Trecho para leitura:
A visita a esse espaço em que todos os conceitos tradicionais se alteram, completou-se com um detido exame dos milhares de desenhos, quadros e esculturas depositados no Museu do Inconsciente. Nas obras é possível discernir a descida íngreme às profundezas do inconsciente, “morada de deuses pagãos e refúgio dos personagens que compõem os dramas eternos da alma humana”, nas palavras do escritor e teatrólogo Antonion Artaud, outro gênio que também foi várias vezes internado durante sua vida. Dos perigosos estados do ser nasceu uma infinidade de unicórnios, serpentes, águias, demônios, monstros, deuses, de idades e outras figuras.
Três esculturas de autores anônimos falam por si próprias. A primeira é um disco voador típico, dotado de cabina e janelinhas. As outras duas representam seres assustadores, disformes e demoníacos, lembrando extraterrestres. No que se refere às pinturas, logramos encontrar uma série de telas com motivos bastante sugestivos: UFOs esféricos pairando sobre casarões, vultos negros andando pelas ruas num desfile tétrico, um homem vestindo camisa listrada pilotando uma espaçonave, um UFO com formato de dinamite. Viemos a saber que todas eram de autoria de Carlos Pertuis, um ex-interno falecido em março de 1977. Sempre predominou nele um sentimento de interligação com o espaço cósmico. Em um dos quadros ele é andarilho do espaço cósmico. Em outro, Carlos viaja em navios entre as estrelas ou constrói naves para viagens cósmicas. Dentro da cápsula alongada, um homem observa o exterior por meio de um aparelho de ótica. A cápsula está provida de cinco hélices e aparelhos de propulsão. Em outro, o interno retratou um foguete espacial que parece que vai ser acionado com a energia emanada do Sol ou da Lua. Este último foi pintado logo depois do lançamento do primeiro Sputnik, em outubro de 1957.
O PLANETÁRIO DE DEUS – A história da vida de Carlos poderia ser confundida com a de qualquer outro contatado por extraterrestres. Durante vários anos ele vinha sendo dilacerado por conflitos pessoais que drenavam a energia contida no ego. Enfraquecido, sua personalidade ameaçava implodir. Numa fatídica manhã de setembro de 1939, raios de Sol incidiram sobre o pequeno espelho de seu quarto. O brilho extraordinário deslumbrou-o e surgiu diante de seus olhos uma visão cósmica: o Planetário Deus — como o intitulou mais tarde. Gritou chamando a família, pois queria que todos também presenciassem aquela maravilha que só ele estava vendo. Acabou internado no mesmo dia no velho hospital da Praia Vermelha, no Rio de Janeiro. Carlos tinha na época 29 anos de idade.

Suas tarefas:
1. Reproduza sem nenhuma mudança a parte do texto sobre o Museu do Inconsciente que começa em "O PLANETÁRIO DE DEUS" e termina em "anos de idade.".
2. Prossiga com o texto sobre o Museu do Inconsciente, escrevendo a partir da última frase dele.
Você não vai precisar das linhas para nada.

Lista de dados:
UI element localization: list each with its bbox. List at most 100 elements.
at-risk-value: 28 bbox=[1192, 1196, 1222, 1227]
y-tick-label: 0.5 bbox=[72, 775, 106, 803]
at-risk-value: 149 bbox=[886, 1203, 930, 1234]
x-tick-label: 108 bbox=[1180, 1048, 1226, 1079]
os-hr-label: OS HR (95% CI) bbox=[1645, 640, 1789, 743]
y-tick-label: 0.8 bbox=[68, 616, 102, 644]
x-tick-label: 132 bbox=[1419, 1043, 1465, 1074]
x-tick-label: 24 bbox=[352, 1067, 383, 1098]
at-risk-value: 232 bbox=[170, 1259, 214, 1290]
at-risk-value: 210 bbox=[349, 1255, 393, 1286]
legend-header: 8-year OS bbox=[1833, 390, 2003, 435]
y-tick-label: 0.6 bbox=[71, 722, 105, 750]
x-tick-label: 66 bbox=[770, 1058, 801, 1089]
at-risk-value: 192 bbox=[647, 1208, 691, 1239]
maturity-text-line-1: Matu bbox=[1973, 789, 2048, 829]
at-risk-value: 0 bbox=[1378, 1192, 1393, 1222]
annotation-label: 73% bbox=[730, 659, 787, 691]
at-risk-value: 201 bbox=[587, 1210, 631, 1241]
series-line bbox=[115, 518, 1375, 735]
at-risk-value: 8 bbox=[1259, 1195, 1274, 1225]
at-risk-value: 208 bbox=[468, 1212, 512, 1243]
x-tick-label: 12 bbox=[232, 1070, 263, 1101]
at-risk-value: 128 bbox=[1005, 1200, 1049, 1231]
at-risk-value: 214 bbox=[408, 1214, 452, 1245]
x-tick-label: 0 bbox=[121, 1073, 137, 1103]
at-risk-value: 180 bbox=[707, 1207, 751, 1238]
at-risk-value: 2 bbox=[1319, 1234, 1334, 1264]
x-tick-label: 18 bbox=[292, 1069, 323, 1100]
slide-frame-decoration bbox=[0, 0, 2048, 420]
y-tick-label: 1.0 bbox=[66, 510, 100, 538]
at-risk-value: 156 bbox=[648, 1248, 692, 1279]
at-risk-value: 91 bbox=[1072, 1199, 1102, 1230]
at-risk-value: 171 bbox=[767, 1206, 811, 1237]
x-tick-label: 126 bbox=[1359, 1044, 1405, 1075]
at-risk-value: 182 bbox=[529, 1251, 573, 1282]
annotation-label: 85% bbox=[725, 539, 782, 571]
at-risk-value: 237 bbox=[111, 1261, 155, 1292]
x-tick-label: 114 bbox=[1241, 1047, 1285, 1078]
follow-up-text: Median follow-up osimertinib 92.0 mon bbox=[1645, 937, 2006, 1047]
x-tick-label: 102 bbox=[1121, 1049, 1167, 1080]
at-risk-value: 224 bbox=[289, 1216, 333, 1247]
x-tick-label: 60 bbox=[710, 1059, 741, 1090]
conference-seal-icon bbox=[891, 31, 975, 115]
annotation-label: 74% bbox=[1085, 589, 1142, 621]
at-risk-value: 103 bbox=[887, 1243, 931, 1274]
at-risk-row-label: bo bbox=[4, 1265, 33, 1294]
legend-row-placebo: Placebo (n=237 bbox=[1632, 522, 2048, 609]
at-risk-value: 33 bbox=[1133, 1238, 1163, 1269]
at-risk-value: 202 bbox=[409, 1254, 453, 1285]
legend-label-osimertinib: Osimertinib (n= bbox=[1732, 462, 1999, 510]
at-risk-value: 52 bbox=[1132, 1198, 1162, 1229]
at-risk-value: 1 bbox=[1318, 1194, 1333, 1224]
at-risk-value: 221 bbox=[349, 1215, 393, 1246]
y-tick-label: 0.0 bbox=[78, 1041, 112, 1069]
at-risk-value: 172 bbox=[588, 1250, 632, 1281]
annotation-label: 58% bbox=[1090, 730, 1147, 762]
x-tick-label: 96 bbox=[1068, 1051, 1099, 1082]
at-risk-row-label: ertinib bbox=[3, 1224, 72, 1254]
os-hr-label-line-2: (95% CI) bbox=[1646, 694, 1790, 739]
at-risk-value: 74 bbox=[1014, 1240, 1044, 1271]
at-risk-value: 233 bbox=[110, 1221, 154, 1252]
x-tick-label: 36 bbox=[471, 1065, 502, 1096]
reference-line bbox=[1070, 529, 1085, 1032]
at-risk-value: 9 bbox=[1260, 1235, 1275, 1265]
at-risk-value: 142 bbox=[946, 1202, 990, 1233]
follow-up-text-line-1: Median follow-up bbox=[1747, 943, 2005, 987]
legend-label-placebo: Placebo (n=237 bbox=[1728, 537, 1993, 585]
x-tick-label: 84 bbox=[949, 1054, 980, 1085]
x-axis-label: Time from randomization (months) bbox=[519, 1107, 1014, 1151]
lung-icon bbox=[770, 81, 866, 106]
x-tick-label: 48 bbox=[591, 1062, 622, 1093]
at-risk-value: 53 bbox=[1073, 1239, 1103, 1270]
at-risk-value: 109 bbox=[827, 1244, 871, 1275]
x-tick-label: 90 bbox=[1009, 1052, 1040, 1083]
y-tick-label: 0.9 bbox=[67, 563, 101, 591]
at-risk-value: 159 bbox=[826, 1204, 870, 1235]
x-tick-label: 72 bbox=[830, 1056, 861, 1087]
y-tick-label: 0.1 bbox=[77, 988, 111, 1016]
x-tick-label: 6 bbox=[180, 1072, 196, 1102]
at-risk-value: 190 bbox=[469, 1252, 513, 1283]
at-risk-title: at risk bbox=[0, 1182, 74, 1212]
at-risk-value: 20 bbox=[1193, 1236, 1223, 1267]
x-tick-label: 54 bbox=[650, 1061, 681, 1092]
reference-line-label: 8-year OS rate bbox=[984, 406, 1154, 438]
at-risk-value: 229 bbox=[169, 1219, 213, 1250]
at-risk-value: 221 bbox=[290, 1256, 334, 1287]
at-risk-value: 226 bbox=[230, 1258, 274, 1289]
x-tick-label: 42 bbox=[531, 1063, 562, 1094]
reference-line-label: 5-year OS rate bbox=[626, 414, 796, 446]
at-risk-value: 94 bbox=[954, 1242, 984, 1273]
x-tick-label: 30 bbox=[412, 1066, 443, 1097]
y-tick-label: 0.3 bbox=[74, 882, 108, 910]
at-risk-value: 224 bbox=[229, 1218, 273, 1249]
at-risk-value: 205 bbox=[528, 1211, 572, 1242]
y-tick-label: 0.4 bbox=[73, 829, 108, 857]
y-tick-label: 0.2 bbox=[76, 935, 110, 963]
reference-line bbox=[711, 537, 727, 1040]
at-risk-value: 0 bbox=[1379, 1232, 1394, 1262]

Respostas por item:
1.
O PLANETÁRIO DE DEUS – A história da vida de Carlos poderia ser confundida com a de qualquer outro contatado por extraterrestres. Durante vários anos ele vinha sendo dilacerado por conflitos pessoais que drenavam a energia contida no ego. Enfraquecido, sua personalidade ameaçava implodir. Numa fatídica manhã de setembro de 1939, raios de Sol incidiram sobre o pequeno espelho de seu quarto. O brilho extraordinário deslumbrou-o e surgiu diante de seus olhos uma visão cósmica: o Planetário Deus — como o intitulou mais tarde. Gritou chamando a família, pois queria que todos também presenciassem aquela maravilha que só ele estava vendo. Acabou internado no mesmo dia no velho hospital da Praia Vermelha, no Rio de Janeiro. Carlos tinha na época 29 anos de idade.

2.
A visão do Planetário Deus ficou para sempre gravada em sua mente. Em 1947, quando finalmente teve oportunidade de pintar, Carlos, movido por uma irresistível pulsão interna, retratou-o sobre o papel com os meios precários de que dispunha — ele, um sapateiro que jamais havia pintado. Eis como Nise interpreta o desenho: “O centro da imagem é uma flor cor de ouro, símbolo do Sol e da divindade. Do gineceu da flor partem quatro grandes pétalas dirigidas em sentidos opostos, ficando assim nitidamente marcada a estrutura quaternária dessa imagem. Em torno agrupam-se seis campânulas iguais a outros tantos mundos. E, expandindo-se para o alto um campânula maior, a flor branca, que representaria um mundo superior. Em baixo cruzam-se duas serpentes negras, símbolos da escuridão e do mal. A visão de Carlos é uma espantosa mandala macrocósmica, uma imagem do universo”.
Se para os psiquiatras, Carlos era um esquizofrênico, apenas com surtos de genialidade, para nós resta ainda uma dúvida: teria sido ele um contatado por extraterrestres que sofreu um choque irreversível por avistar algo além da compreensão humana? Em muitos países, ufólogos, trabalhando em conjunto com psicoterapeutas, têm descoberto inúmeros casos como esse, que ainda são objetos de estudo, em constante processo de observação.